== Items
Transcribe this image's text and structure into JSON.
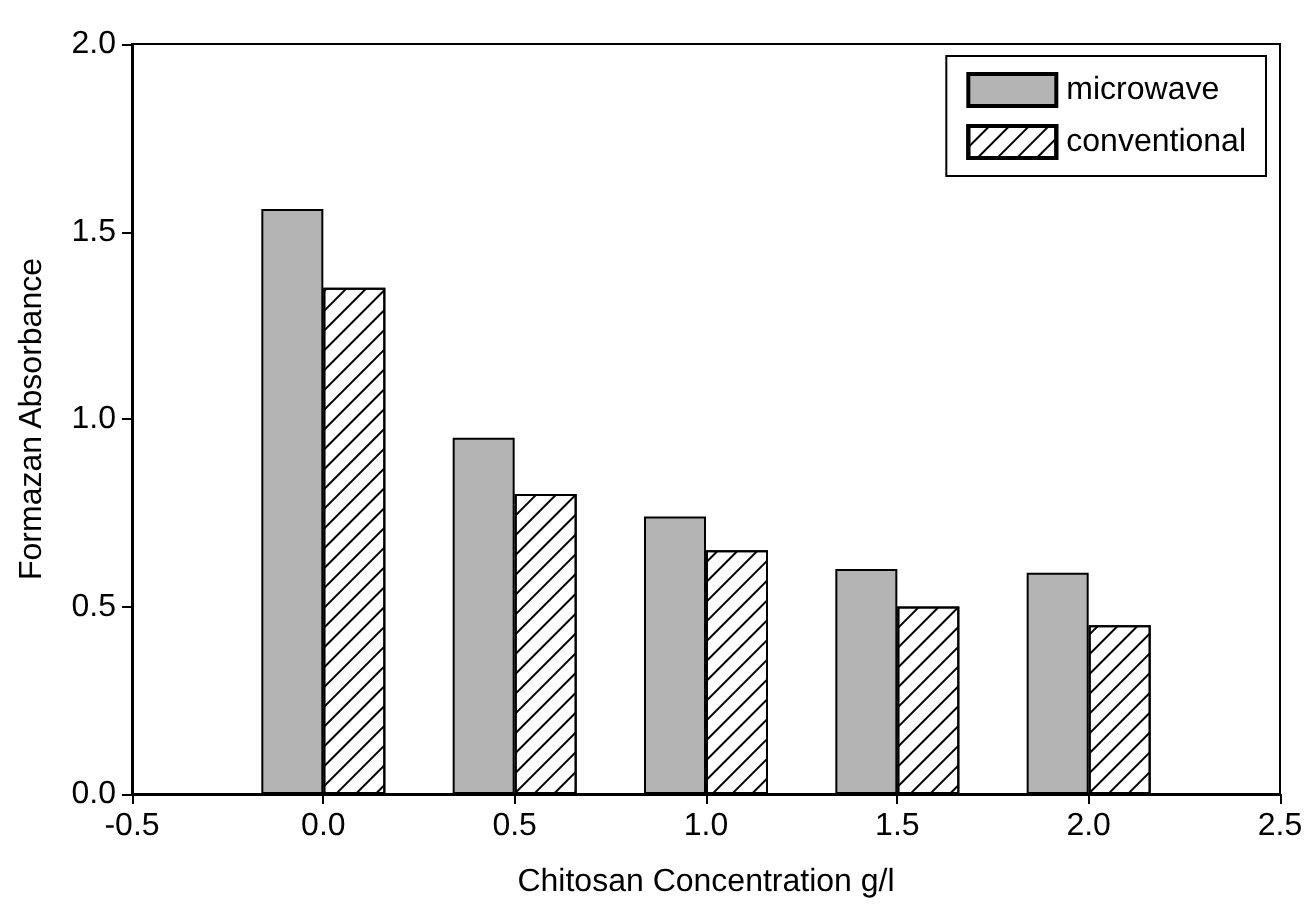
{
  "chart_data": {
    "type": "bar",
    "xlabel": "Chitosan Concentration g/l",
    "ylabel": "Formazan Absorbance",
    "x": [
      0,
      0.5,
      1.0,
      1.5,
      2.0
    ],
    "series": [
      {
        "name": "microwave",
        "color": "#b4b4b4",
        "values": [
          1.56,
          0.95,
          0.74,
          0.6,
          0.59
        ]
      },
      {
        "name": "conventional",
        "color": "#ffffff",
        "values": [
          1.35,
          0.8,
          0.65,
          0.5,
          0.45
        ]
      }
    ],
    "xlim": [
      -0.5,
      2.5
    ],
    "xticks": [
      -0.5,
      {
        "value": 0,
        "label": "0.0"
      },
      0.5,
      {
        "value": 1,
        "label": "1.0"
      },
      1.5,
      {
        "value": 2,
        "label": "2.0"
      },
      2.5
    ],
    "ylim": [
      0,
      2.0
    ],
    "yticks": [
      {
        "value": 0,
        "label": "0.0"
      },
      0.5,
      {
        "value": 1,
        "label": "1.0"
      },
      1.5,
      {
        "value": 2,
        "label": "2.0"
      }
    ],
    "grid": false,
    "legend": "top right"
  }
}
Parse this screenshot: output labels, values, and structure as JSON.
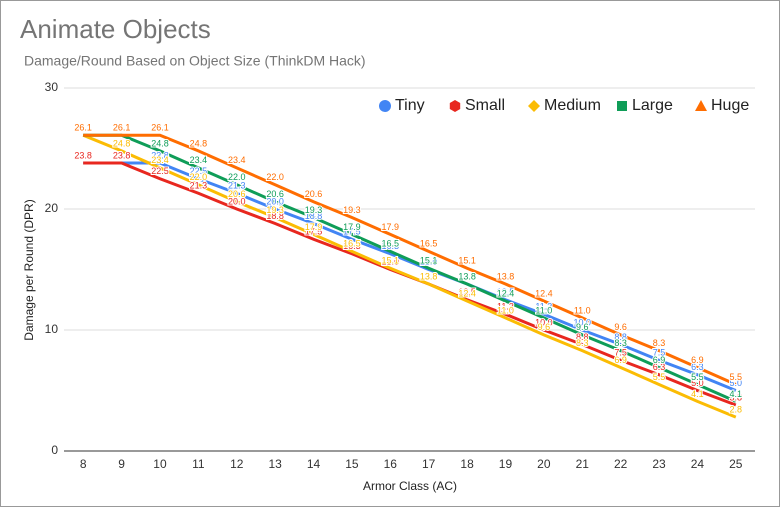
{
  "chart_data": {
    "type": "line",
    "title": "Animate Objects",
    "subtitle": "Damage/Round Based on Object Size (ThinkDM Hack)",
    "x_label": "Armor Class (AC)",
    "y_label": "Damage per Round (DPR)",
    "categories": [
      "8",
      "9",
      "10",
      "11",
      "12",
      "13",
      "14",
      "15",
      "16",
      "17",
      "18",
      "19",
      "20",
      "21",
      "22",
      "23",
      "24",
      "25"
    ],
    "ylim": [
      0,
      30
    ],
    "yticks": [
      0,
      10,
      20,
      30
    ],
    "grid": true,
    "legend": "top-right",
    "series": [
      {
        "name": "Tiny",
        "color": "#4285f4",
        "values": [
          23.8,
          23.8,
          23.8,
          22.5,
          21.3,
          20,
          18.8,
          17.5,
          16.3,
          15,
          13.8,
          12.5,
          11.3,
          10,
          8.8,
          7.5,
          6.3,
          5
        ],
        "value_labels": [
          "23.8",
          "23.8",
          "23.8",
          "22.5",
          "21.3",
          "20.0",
          "18.8",
          "17.5",
          "16.3",
          "15.0",
          "13.8",
          "12.5",
          "11.3",
          "10.0",
          "8.8",
          "7.5",
          "6.3",
          "5.0"
        ]
      },
      {
        "name": "Small",
        "color": "#e8271f",
        "values": [
          23.8,
          23.8,
          22.5,
          21.3,
          20,
          18.8,
          17.5,
          16.3,
          15,
          13.8,
          12.5,
          11.3,
          10,
          8.8,
          7.5,
          6.3,
          5,
          3.8
        ],
        "value_labels": [
          "23.8",
          "23.8",
          "22.5",
          "21.3",
          "20.0",
          "18.8",
          "17.5",
          "16.3",
          "15.0",
          "13.8",
          "12.5",
          "11.3",
          "10.0",
          "8.8",
          "7.5",
          "6.3",
          "5.0",
          "3.8"
        ]
      },
      {
        "name": "Medium",
        "color": "#fbbc04",
        "values": [
          26.1,
          24.8,
          23.4,
          22,
          20.6,
          19.3,
          17.9,
          16.5,
          15.1,
          13.8,
          12.4,
          11,
          9.6,
          8.3,
          6.9,
          5.5,
          4.1,
          2.8
        ],
        "value_labels": [
          "26.1",
          "24.8",
          "23.4",
          "22.0",
          "20.6",
          "19.3",
          "17.9",
          "16.5",
          "15.1",
          "13.8",
          "12.4",
          "11.0",
          "9.6",
          "8.3",
          "6.9",
          "5.5",
          "4.1",
          "2.8"
        ]
      },
      {
        "name": "Large",
        "color": "#0f9d58",
        "values": [
          26.1,
          26.1,
          24.8,
          23.4,
          22,
          20.6,
          19.3,
          17.9,
          16.5,
          15.1,
          13.8,
          12.4,
          11,
          9.6,
          8.3,
          6.9,
          5.5,
          4.1
        ],
        "value_labels": [
          "26.1",
          "26.1",
          "24.8",
          "23.4",
          "22.0",
          "20.6",
          "19.3",
          "17.9",
          "16.5",
          "15.1",
          "13.8",
          "12.4",
          "11.0",
          "9.6",
          "8.3",
          "6.9",
          "5.5",
          "4.1"
        ]
      },
      {
        "name": "Huge",
        "color": "#ff6d01",
        "values": [
          26.1,
          26.1,
          26.1,
          24.8,
          23.4,
          22,
          20.6,
          19.3,
          17.9,
          16.5,
          15.1,
          13.8,
          12.4,
          11,
          9.6,
          8.3,
          6.9,
          5.5
        ],
        "value_labels": [
          "26.1",
          "26.1",
          "26.1",
          "24.8",
          "23.4",
          "22.0",
          "20.6",
          "19.3",
          "17.9",
          "16.5",
          "15.1",
          "13.8",
          "12.4",
          "11.0",
          "9.6",
          "8.3",
          "6.9",
          "5.5"
        ]
      }
    ]
  }
}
====
▶ What you should do
Each entry should be repeated exactly as it appears; the pictures stay out.

▶ Result of the exercise
Transcribe this image's text and structure into JSON.
{
  "chart_data": {
    "type": "bar",
    "xlabel": "Chitosan Concentration g/l",
    "ylabel": "Formazan Absorbance",
    "x": [
      0,
      0.5,
      1.0,
      1.5,
      2.0
    ],
    "series": [
      {
        "name": "microwave",
        "color": "#b4b4b4",
        "values": [
          1.56,
          0.95,
          0.74,
          0.6,
          0.59
        ]
      },
      {
        "name": "conventional",
        "color": "#ffffff",
        "values": [
          1.35,
          0.8,
          0.65,
          0.5,
          0.45
        ]
      }
    ],
    "xlim": [
      -0.5,
      2.5
    ],
    "xticks": [
      -0.5,
      {
        "value": 0,
        "label": "0.0"
      },
      0.5,
      {
        "value": 1,
        "label": "1.0"
      },
      1.5,
      {
        "value": 2,
        "label": "2.0"
      },
      2.5
    ],
    "ylim": [
      0,
      2.0
    ],
    "yticks": [
      {
        "value": 0,
        "label": "0.0"
      },
      0.5,
      {
        "value": 1,
        "label": "1.0"
      },
      1.5,
      {
        "value": 2,
        "label": "2.0"
      }
    ],
    "grid": false,
    "legend": "top right"
  }
}
Parse this screenshot: output labels, values, and structure as JSON.
{
  "chart_data": {
    "type": "line",
    "title": "Animate Objects",
    "subtitle": "Damage/Round Based on Object Size (ThinkDM Hack)",
    "x_label": "Armor Class (AC)",
    "y_label": "Damage per Round (DPR)",
    "categories": [
      "8",
      "9",
      "10",
      "11",
      "12",
      "13",
      "14",
      "15",
      "16",
      "17",
      "18",
      "19",
      "20",
      "21",
      "22",
      "23",
      "24",
      "25"
    ],
    "ylim": [
      0,
      30
    ],
    "yticks": [
      0,
      10,
      20,
      30
    ],
    "grid": true,
    "legend": "top-right",
    "series": [
      {
        "name": "Tiny",
        "color": "#4285f4",
        "values": [
          23.8,
          23.8,
          23.8,
          22.5,
          21.3,
          20,
          18.8,
          17.5,
          16.3,
          15,
          13.8,
          12.5,
          11.3,
          10,
          8.8,
          7.5,
          6.3,
          5
        ],
        "value_labels": [
          "23.8",
          "23.8",
          "23.8",
          "22.5",
          "21.3",
          "20.0",
          "18.8",
          "17.5",
          "16.3",
          "15.0",
          "13.8",
          "12.5",
          "11.3",
          "10.0",
          "8.8",
          "7.5",
          "6.3",
          "5.0"
        ]
      },
      {
        "name": "Small",
        "color": "#e8271f",
        "values": [
          23.8,
          23.8,
          22.5,
          21.3,
          20,
          18.8,
          17.5,
          16.3,
          15,
          13.8,
          12.5,
          11.3,
          10,
          8.8,
          7.5,
          6.3,
          5,
          3.8
        ],
        "value_labels": [
          "23.8",
          "23.8",
          "22.5",
          "21.3",
          "20.0",
          "18.8",
          "17.5",
          "16.3",
          "15.0",
          "13.8",
          "12.5",
          "11.3",
          "10.0",
          "8.8",
          "7.5",
          "6.3",
          "5.0",
          "3.8"
        ]
      },
      {
        "name": "Medium",
        "color": "#fbbc04",
        "values": [
          26.1,
          24.8,
          23.4,
          22,
          20.6,
          19.3,
          17.9,
          16.5,
          15.1,
          13.8,
          12.4,
          11,
          9.6,
          8.3,
          6.9,
          5.5,
          4.1,
          2.8
        ],
        "value_labels": [
          "26.1",
          "24.8",
          "23.4",
          "22.0",
          "20.6",
          "19.3",
          "17.9",
          "16.5",
          "15.1",
          "13.8",
          "12.4",
          "11.0",
          "9.6",
          "8.3",
          "6.9",
          "5.5",
          "4.1",
          "2.8"
        ]
      },
      {
        "name": "Large",
        "color": "#0f9d58",
        "values": [
          26.1,
          26.1,
          24.8,
          23.4,
          22,
          20.6,
          19.3,
          17.9,
          16.5,
          15.1,
          13.8,
          12.4,
          11,
          9.6,
          8.3,
          6.9,
          5.5,
          4.1
        ],
        "value_labels": [
          "26.1",
          "26.1",
          "24.8",
          "23.4",
          "22.0",
          "20.6",
          "19.3",
          "17.9",
          "16.5",
          "15.1",
          "13.8",
          "12.4",
          "11.0",
          "9.6",
          "8.3",
          "6.9",
          "5.5",
          "4.1"
        ]
      },
      {
        "name": "Huge",
        "color": "#ff6d01",
        "values": [
          26.1,
          26.1,
          26.1,
          24.8,
          23.4,
          22,
          20.6,
          19.3,
          17.9,
          16.5,
          15.1,
          13.8,
          12.4,
          11,
          9.6,
          8.3,
          6.9,
          5.5
        ],
        "value_labels": [
          "26.1",
          "26.1",
          "26.1",
          "24.8",
          "23.4",
          "22.0",
          "20.6",
          "19.3",
          "17.9",
          "16.5",
          "15.1",
          "13.8",
          "12.4",
          "11.0",
          "9.6",
          "8.3",
          "6.9",
          "5.5"
        ]
      }
    ]
  }
}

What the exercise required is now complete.